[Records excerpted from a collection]
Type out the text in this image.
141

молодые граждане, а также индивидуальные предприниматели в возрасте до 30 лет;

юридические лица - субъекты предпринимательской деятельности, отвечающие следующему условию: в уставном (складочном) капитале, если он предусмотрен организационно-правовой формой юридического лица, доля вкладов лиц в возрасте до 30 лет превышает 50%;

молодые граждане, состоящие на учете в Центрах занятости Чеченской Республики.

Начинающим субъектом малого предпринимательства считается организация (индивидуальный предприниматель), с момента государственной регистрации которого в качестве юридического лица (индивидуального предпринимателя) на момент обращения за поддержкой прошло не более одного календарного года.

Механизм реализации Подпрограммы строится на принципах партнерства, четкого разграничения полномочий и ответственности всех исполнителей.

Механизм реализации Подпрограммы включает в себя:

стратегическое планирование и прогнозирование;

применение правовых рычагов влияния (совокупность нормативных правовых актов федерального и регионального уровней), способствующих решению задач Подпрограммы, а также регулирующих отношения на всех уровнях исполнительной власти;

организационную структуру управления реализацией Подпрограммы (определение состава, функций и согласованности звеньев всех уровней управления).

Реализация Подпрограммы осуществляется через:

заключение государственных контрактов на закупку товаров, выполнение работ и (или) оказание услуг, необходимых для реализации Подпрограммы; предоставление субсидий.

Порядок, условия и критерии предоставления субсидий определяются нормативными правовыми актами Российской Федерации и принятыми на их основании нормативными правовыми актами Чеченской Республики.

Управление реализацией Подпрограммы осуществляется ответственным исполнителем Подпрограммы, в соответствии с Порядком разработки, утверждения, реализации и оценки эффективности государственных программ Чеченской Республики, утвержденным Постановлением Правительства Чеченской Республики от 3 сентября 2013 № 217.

YOUR OBJECTIVE: Output the entries verbatim.

RESPONSE TO THIS EXERCISE:
Type out the text in this image.
141

молодые граждане, а также индивидуальные предприниматели в возрасте до 30 лет;

юридические лица - субъекты предпринимательской деятельности, отвечающие следующему условию: в уставном (складочном) капитале, если он предусмотрен организационно-правовой формой юридического лица, доля вкладов лиц в возрасте до 30 лет превышает 50%;

молодые граждане, состоящие на учете в Центрах занятости Чеченской Республики.

Начинающим субъектом малого предпринимательства считается организация (индивидуальный предприниматель), с момента государственной регистрации которого в качестве юридического лица (индивидуального предпринимателя) на момент обращения за поддержкой прошло не более одного календарного года.

Механизм реализации Подпрограммы строится на принципах партнерства, четкого разграничения полномочий и ответственности всех исполнителей.

Механизм реализации Подпрограммы включает в себя:

стратегическое планирование и прогнозирование;

применение правовых рычагов влияния (совокупность нормативных правовых актов федерального и регионального уровней), способствующих решению задач Подпрограммы, а также регулирующих отношения на всех уровнях исполнительной власти;

организационную структуру управления реализацией Подпрограммы (определение состава, функций и согласованности звеньев всех уровней управления).

Реализация Подпрограммы осуществляется через:

заключение государственных контрактов на закупку товаров, выполнение работ и (или) оказание услуг, необходимых для реализации Подпрограммы; предоставление субсидий.

Порядок, условия и критерии предоставления субсидий определяются нормативными правовыми актами Российской Федерации и принятыми на их основании нормативными правовыми актами Чеченской Республики.

Управление реализацией Подпрограммы осуществляется ответственным исполнителем Подпрограммы, в соответствии с Порядком разработки, утверждения, реализации и оценки эффективности государственных программ Чеченской Республики, утвержденным Постановлением Правительства Чеченской Республики от 3 сентября 2013 № 217.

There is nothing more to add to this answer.